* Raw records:
○ ○ ○

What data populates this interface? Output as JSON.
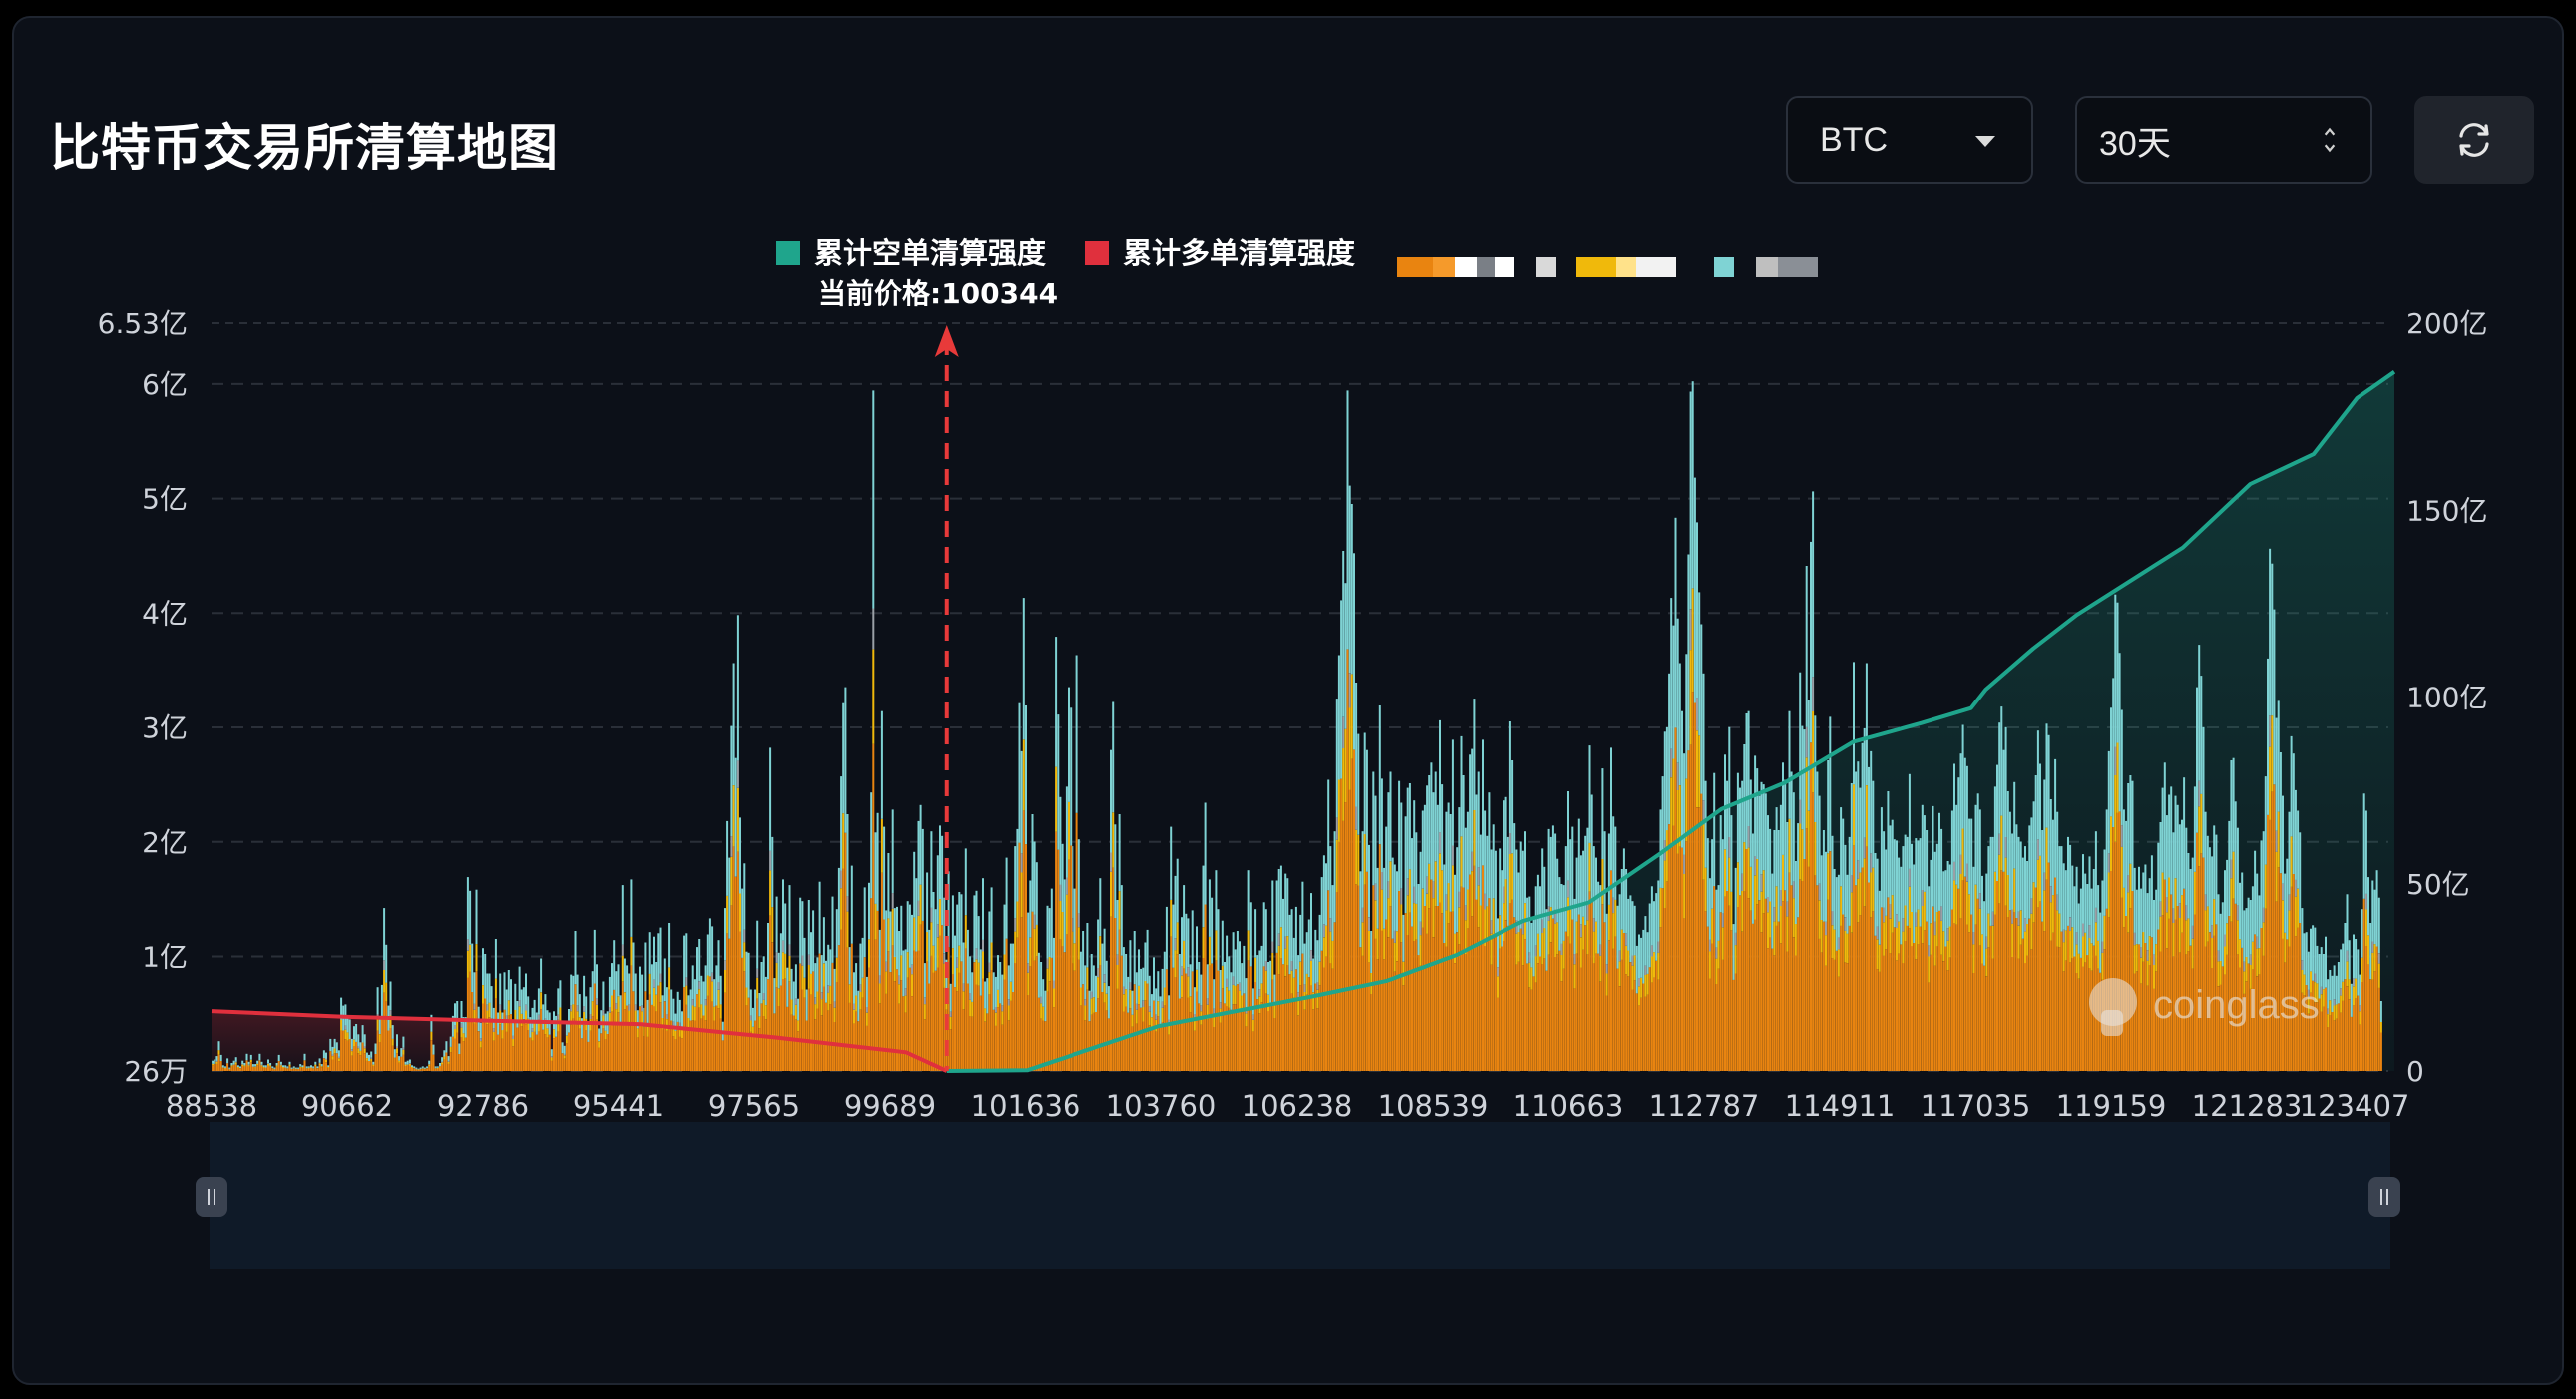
{
  "title": "比特币交易所清算地图",
  "controls": {
    "coin": "BTC",
    "range": "30天"
  },
  "icons": {
    "coin_caret": "chevron-down-icon",
    "range_spinner": "up-down-icon",
    "refresh": "refresh-icon"
  },
  "colors": {
    "background": "#0c1018",
    "short_cumulative": "#1fa58c",
    "long_cumulative": "#e0303d",
    "bar_orange": "#e98410",
    "bar_yellow": "#f0b90b",
    "bar_cyan": "#7fd3d4",
    "bar_gray": "#9aa0a6",
    "current_price_marker": "#e83a3a"
  },
  "chart_data": {
    "type": "bar",
    "legend": {
      "short_label": "累计空单清算强度",
      "long_label": "累计多单清算强度"
    },
    "current_price_label": "当前价格:100344",
    "current_price": 100344,
    "x_ticks": [
      "88538",
      "90662",
      "92786",
      "95441",
      "97565",
      "99689",
      "101636",
      "103760",
      "106238",
      "108539",
      "110663",
      "112787",
      "114911",
      "117035",
      "119159",
      "121283",
      "123407"
    ],
    "x_range": [
      88538,
      123407
    ],
    "y_left": {
      "ticks": [
        "6.53亿",
        "6亿",
        "5亿",
        "4亿",
        "3亿",
        "2亿",
        "1亿",
        "26万"
      ],
      "tick_values": [
        653000000,
        600000000,
        500000000,
        400000000,
        300000000,
        200000000,
        100000000,
        260000
      ],
      "range": [
        260000,
        653000000
      ]
    },
    "y_right": {
      "ticks": [
        "200亿",
        "150亿",
        "100亿",
        "50亿",
        "0"
      ],
      "tick_values": [
        20000000000,
        15000000000,
        10000000000,
        5000000000,
        0
      ],
      "range": [
        0,
        20000000000
      ]
    },
    "watermark": "coinglass",
    "bar_totals_yi": [
      0.09,
      0.1,
      0.13,
      0.26,
      0.14,
      0.05,
      0.04,
      0.11,
      0.03,
      0.07,
      0.09,
      0.12,
      0.05,
      0.04,
      0.09,
      0.07,
      0.15,
      0.08,
      0.14,
      0.06,
      0.06,
      0.09,
      0.15,
      0.08,
      0.05,
      0.05,
      0.1,
      0.07,
      0.04,
      0.03,
      0.07,
      0.14,
      0.08,
      0.05,
      0.05,
      0.04,
      0.08,
      0.03,
      0.04,
      0.03,
      0.03,
      0.06,
      0.05,
      0.15,
      0.04,
      0.04,
      0.05,
      0.04,
      0.08,
      0.04,
      0.11,
      0.06,
      0.18,
      0.16,
      0.05,
      0.28,
      0.21,
      0.28,
      0.25,
      0.18,
      0.64,
      0.57,
      0.58,
      0.48,
      0.45,
      0.28,
      0.39,
      0.41,
      0.32,
      0.25,
      0.4,
      0.32,
      0.16,
      0.14,
      0.17,
      0.08,
      0.24,
      0.73,
      0.46,
      0.75,
      1.42,
      1.1,
      0.57,
      0.78,
      0.4,
      0.19,
      0.32,
      0.13,
      0.2,
      0.3,
      0.08,
      0.09,
      0.1,
      0.05,
      0.04,
      0.03,
      0.02,
      0.03,
      0.04,
      0.03,
      0.04,
      0.09,
      0.49,
      0.23,
      0.04,
      0.04,
      0.07,
      0.12,
      0.18,
      0.26,
      0.13,
      0.3,
      0.48,
      0.59,
      0.61,
      0.24,
      0.61,
      0.47,
      0.47,
      1.69,
      1.57,
      1.11,
      0.86,
      1.58,
      0.56,
      0.42,
      1.07,
      1.02,
      0.85,
      0.85,
      0.74,
      0.55,
      1.15,
      0.51,
      0.85,
      0.51,
      0.86,
      0.71,
      0.88,
      0.8,
      0.45,
      0.76,
      0.61,
      0.91,
      0.71,
      0.73,
      0.85,
      0.65,
      0.47,
      0.55,
      0.62,
      0.51,
      0.72,
      0.98,
      0.58,
      0.67,
      0.53,
      0.51,
      0.19,
      0.52,
      0.48,
      0.72,
      0.79,
      0.25,
      0.22,
      0.44,
      0.54,
      0.84,
      0.83,
      1.22,
      0.84,
      0.67,
      0.46,
      0.83,
      0.65,
      0.41,
      0.73,
      0.87,
      1.23,
      0.93,
      0.37,
      0.53,
      0.78,
      0.5,
      0.52,
      0.82,
      0.94,
      1.14,
      0.87,
      0.93,
      0.66,
      1.62,
      0.98,
      0.92,
      0.85,
      1.67,
      1.12,
      0.85,
      0.53,
      0.91,
      0.84,
      0.55,
      1.12,
      0.62,
      1.21,
      0.93,
      1.17,
      0.95,
      1.2,
      1.25,
      0.66,
      0.98,
      0.73,
      1.29,
      0.71,
      0.63,
      0.5,
      0.69,
      0.62,
      0.52,
      1.18,
      1.2,
      0.66,
      0.71,
      0.92,
      0.8,
      1.08,
      1.15,
      0.83,
      0.78,
      0.92,
      1.19,
      1.33,
      1.26,
      0.8,
      0.92,
      1.14,
      0.83,
      0.43,
      1.42,
      2.18,
      1.86,
      3.01,
      3.56,
      2.73,
      3.98,
      2.21,
      1.59,
      1.81,
      1.04,
      1.03,
      0.71,
      0.55,
      0.71,
      1.31,
      0.68,
      0.95,
      1.0,
      0.82,
      1.29,
      2.82,
      2.04,
      0.81,
      1.52,
      1.03,
      1.2,
      1.67,
      1.46,
      0.9,
      1.62,
      0.89,
      0.78,
      0.93,
      0.63,
      1.51,
      1.48,
      1.16,
      0.71,
      1.49,
      1.21,
      1.4,
      0.94,
      0.99,
      1.65,
      1.01,
      1.34,
      0.96,
      1.1,
      1.06,
      1.52,
      0.89,
      1.41,
      1.77,
      2.57,
      3.21,
      3.35,
      2.24,
      1.08,
      1.79,
      0.86,
      0.94,
      0.7,
      1.11,
      1.16,
      1.6,
      0.82,
      1.64,
      2.43,
      5.94,
      2.08,
      2.25,
      1.23,
      3.14,
      2.13,
      1.4,
      1.9,
      1.39,
      2.28,
      1.42,
      1.43,
      1.22,
      1.44,
      1.05,
      1.06,
      1.48,
      1.45,
      1.36,
      1.91,
      1.68,
      2.18,
      2.32,
      2.11,
      0.94,
      1.73,
      1.23,
      2.09,
      1.56,
      1.41,
      1.88,
      2.14,
      2.05,
      1.51,
      0.97,
      1.74,
      0.76,
      1.53,
      1.18,
      1.45,
      1.56,
      1.54,
      1.12,
      1.94,
      1.23,
      1.0,
      0.86,
      1.53,
      1.57,
      1.35,
      1.06,
      1.68,
      0.78,
      0.81,
      1.39,
      1.6,
      0.86,
      0.82,
      1.01,
      0.95,
      0.84,
      1.45,
      1.86,
      0.92,
      1.11,
      1.11,
      1.96,
      2.11,
      3.21,
      2.79,
      4.13,
      3.19,
      1.38,
      1.66,
      2.24,
      2.0,
      1.82,
      1.03,
      0.95,
      0.8,
      0.7,
      1.44,
      1.42,
      1.59,
      1.16,
      3.79,
      3.11,
      2.39,
      1.98,
      1.67,
      2.48,
      3.35,
      3.17,
      1.96,
      1.59,
      3.63,
      2.02,
      1.04,
      1.22,
      0.92,
      1.29,
      0.7,
      1.02,
      0.92,
      0.83,
      1.32,
      1.68,
      1.11,
      1.24,
      0.96,
      0.74,
      2.8,
      3.22,
      2.15,
      1.49,
      2.24,
      1.62,
      1.08,
      1.02,
      0.82,
      1.14,
      0.7,
      1.22,
      0.86,
      1.06,
      0.89,
      0.9,
      1.12,
      1.23,
      0.83,
      0.67,
      0.99,
      0.72,
      0.87,
      0.65,
      0.89,
      1.04,
      1.43,
      0.66,
      2.13,
      1.45,
      1.7,
      1.85,
      1.02,
      1.34,
      1.62,
      1.37,
      1.33,
      0.93,
      1.4,
      0.73,
      1.26,
      0.95,
      0.84,
      1.79,
      2.34,
      0.93,
      1.67,
      1.51,
      0.8,
      1.75,
      1.41,
      0.88,
      1.31,
      0.95,
      1.18,
      1.0,
      0.86,
      1.21,
      1.06,
      1.22,
      1.13,
      0.94,
      1.09,
      0.81,
      1.75,
      1.47,
      0.72,
      1.41,
      1.01,
      1.05,
      1.09,
      1.47,
      1.41,
      0.95,
      0.96,
      1.66,
      0.84,
      1.66,
      1.76,
      1.79,
      1.5,
      1.72,
      1.68,
      1.36,
      1.41,
      1.16,
      1.43,
      1.01,
      1.36,
      1.65,
      1.11,
      1.21,
      1.32,
      1.55,
      0.98,
      1.23,
      1.14,
      1.36,
      1.69,
      1.88,
      1.81,
      2.54,
      1.96,
      1.62,
      2.09,
      3.25,
      3.63,
      4.11,
      4.54,
      4.26,
      5.94,
      5.11,
      4.95,
      4.52,
      3.39,
      2.94,
      1.74,
      2.09,
      2.95,
      2.8,
      1.97,
      1.22,
      2.61,
      2.4,
      1.77,
      3.19,
      2.55,
      1.77,
      2.13,
      2.43,
      2.61,
      1.86,
      1.8,
      1.74,
      2.53,
      2.34,
      1.36,
      2.22,
      2.47,
      2.51,
      2.03,
      2.36,
      2.08,
      1.63,
      1.91,
      2.27,
      2.32,
      2.49,
      2.58,
      2.69,
      2.43,
      2.61,
      2.32,
      3.06,
      2.5,
      1.8,
      2.26,
      2.34,
      2.24,
      2.89,
      1.71,
      1.95,
      2.3,
      2.92,
      2.58,
      2.12,
      2.26,
      2.76,
      2.81,
      3.25,
      2.41,
      2.61,
      2.06,
      2.89,
      2.27,
      2.05,
      2.43,
      1.93,
      2.15,
      1.92,
      1.33,
      1.94,
      1.75,
      2.36,
      2.39,
      2.04,
      3.05,
      2.71,
      2.16,
      1.93,
      1.73,
      2.0,
      1.92,
      2.09,
      1.51,
      1.52,
      1.29,
      1.33,
      1.61,
      1.71,
      1.61,
      1.94,
      1.78,
      1.41,
      2.11,
      2.04,
      2.14,
      2.07,
      1.85,
      1.69,
      1.63,
      1.62,
      1.96,
      2.44,
      2.02,
      2.13,
      1.5,
      1.86,
      2.2,
      1.88,
      1.92,
      2.05,
      2.12,
      2.84,
      2.41,
      1.96,
      1.86,
      1.65,
      1.62,
      2.64,
      2.09,
      1.37,
      2.07,
      2.82,
      2.22,
      2.13,
      1.44,
      1.54,
      1.76,
      1.94,
      1.76,
      1.5,
      1.53,
      1.48,
      1.44,
      1.09,
      1.19,
      1.16,
      1.23,
      1.35,
      1.21,
      1.46,
      1.61,
      1.48,
      1.55,
      1.66,
      2.28,
      2.57,
      2.96,
      3.0,
      3.47,
      4.13,
      3.89,
      4.83,
      3.95,
      3.56,
      3.14,
      2.77,
      3.64,
      4.51,
      5.93,
      6.02,
      5.18,
      4.79,
      4.18,
      3.9,
      3.47,
      2.53,
      2.03,
      1.68,
      2.02,
      2.6,
      1.58,
      1.62,
      2.23,
      2.02,
      2.76,
      2.53,
      3.0,
      2.23,
      1.28,
      1.77,
      2.6,
      2.47,
      2.53,
      2.85,
      3.12,
      3.14,
      2.54,
      2.07,
      2.75,
      2.64,
      2.4,
      2.52,
      2.5,
      2.42,
      2.23,
      2.11,
      1.72,
      2.1,
      2.3,
      2.1,
      2.32,
      2.69,
      2.54,
      2.17,
      3.14,
      2.61,
      2.43,
      1.83,
      2.16,
      3.48,
      3.01,
      2.98,
      4.41,
      3.24,
      4.62,
      5.06,
      3.1,
      2.61,
      2.4,
      1.88,
      2.1,
      1.91,
      2.71,
      3.09,
      2.05,
      1.76,
      1.69,
      1.71,
      2.3,
      2.2,
      1.97,
      1.71,
      2.04,
      2.51,
      3.57,
      2.61,
      2.7,
      2.47,
      2.86,
      2.99,
      3.56,
      2.65,
      2.79,
      2.53,
      1.9,
      1.85,
      1.57,
      2.3,
      2.09,
      1.93,
      2.44,
      2.14,
      2.19,
      2.02,
      2.01,
      1.86,
      1.78,
      1.96,
      2.06,
      2.04,
      2.59,
      1.98,
      1.8,
      2.03,
      2.01,
      2.03,
      2.32,
      2.23,
      2.1,
      1.61,
      1.84,
      2.31,
      1.91,
      1.98,
      2.25,
      2.11,
      1.74,
      1.75,
      1.83,
      1.8,
      2.27,
      2.68,
      2.32,
      2.56,
      2.77,
      3.02,
      2.73,
      2.66,
      2.2,
      2.2,
      1.78,
      2.32,
      2.42,
      2.28,
      1.7,
      1.48,
      1.72,
      1.96,
      2.04,
      2.04,
      2.48,
      2.67,
      3.04,
      3.18,
      2.8,
      3.0,
      2.44,
      2.26,
      2.07,
      2.52,
      2.15,
      2.04,
      2.0,
      1.86,
      1.96,
      1.83,
      2.14,
      2.21,
      2.35,
      2.58,
      2.97,
      2.68,
      2.1,
      2.54,
      3.03,
      2.93,
      2.37,
      2.19,
      2.72,
      2.26,
      1.96,
      1.96,
      1.81,
      1.75,
      2.04,
      1.97,
      1.79,
      1.61,
      1.78,
      1.46,
      1.59,
      1.89,
      1.72,
      1.63,
      1.87,
      1.59,
      1.76,
      2.09,
      1.62,
      1.38,
      1.66,
      1.93,
      2.28,
      2.79,
      3.17,
      3.43,
      4.16,
      4.09,
      3.65,
      3.15,
      2.28,
      2.18,
      2.51,
      2.58,
      2.53,
      1.77,
      1.58,
      1.78,
      1.59,
      1.73,
      1.8,
      1.55,
      1.68,
      1.88,
      1.49,
      1.58,
      1.99,
      2.17,
      2.47,
      2.69,
      2.23,
      2.41,
      2.48,
      2.08,
      2.4,
      2.32,
      2.15,
      2.19,
      2.56,
      2.12,
      1.9,
      1.76,
      1.86,
      2.48,
      3.35,
      3.72,
      3.45,
      3.0,
      2.26,
      2.05,
      1.95,
      1.87,
      2.14,
      2.06,
      1.54,
      1.37,
      1.47,
      1.75,
      1.84,
      2.18,
      2.71,
      2.73,
      2.35,
      2.12,
      1.64,
      1.73,
      1.4,
      1.42,
      1.51,
      1.49,
      1.61,
      1.92,
      1.72,
      1.53,
      2.01,
      2.09,
      2.57,
      3.6,
      4.56,
      4.43,
      4.03,
      3.08,
      3.23,
      2.78,
      2.4,
      1.72,
      1.85,
      2.26,
      2.92,
      2.77,
      2.45,
      2.27,
      2.08,
      1.42,
      1.2,
      1.21,
      1.04,
      1.24,
      1.27,
      1.25,
      1.09,
      1.02,
      1.08,
      1.02,
      1.17,
      0.8,
      0.88,
      0.83,
      0.92,
      0.83,
      0.95,
      1.06,
      1.11,
      1.29,
      1.54,
      1.14,
      0.76,
      1.19,
      1.15,
      1.06,
      0.84,
      1.41,
      2.42,
      2.27,
      1.69,
      1.29,
      1.66,
      1.58,
      1.75,
      1.51,
      0.61
    ],
    "short_cumulative_yi": [
      [
        100344,
        0
      ],
      [
        101636,
        0.2
      ],
      [
        102500,
        5
      ],
      [
        103760,
        12
      ],
      [
        105000,
        16
      ],
      [
        106238,
        20
      ],
      [
        107400,
        24
      ],
      [
        108539,
        31
      ],
      [
        109600,
        40
      ],
      [
        110663,
        45
      ],
      [
        111800,
        58
      ],
      [
        112787,
        70
      ],
      [
        113800,
        77
      ],
      [
        114911,
        88
      ],
      [
        116000,
        93
      ],
      [
        116800,
        97
      ],
      [
        117035,
        102
      ],
      [
        117800,
        113
      ],
      [
        118500,
        122
      ],
      [
        119159,
        129
      ],
      [
        120200,
        140
      ],
      [
        121283,
        157
      ],
      [
        122300,
        165
      ],
      [
        123000,
        180
      ],
      [
        123600,
        187
      ]
    ],
    "long_cumulative_yi": [
      [
        88538,
        16
      ],
      [
        90662,
        14.5
      ],
      [
        92786,
        13.5
      ],
      [
        95441,
        12.5
      ],
      [
        97565,
        9
      ],
      [
        99689,
        5
      ],
      [
        100344,
        0
      ]
    ]
  }
}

○ ○ ○

* WORK TO DO:
Select and copy each line from the data that includes the word "down".

* RESPONSE TO THE TASK:
    "coin_caret": "chevron-down-icon",
    "range_spinner": "up-down-icon",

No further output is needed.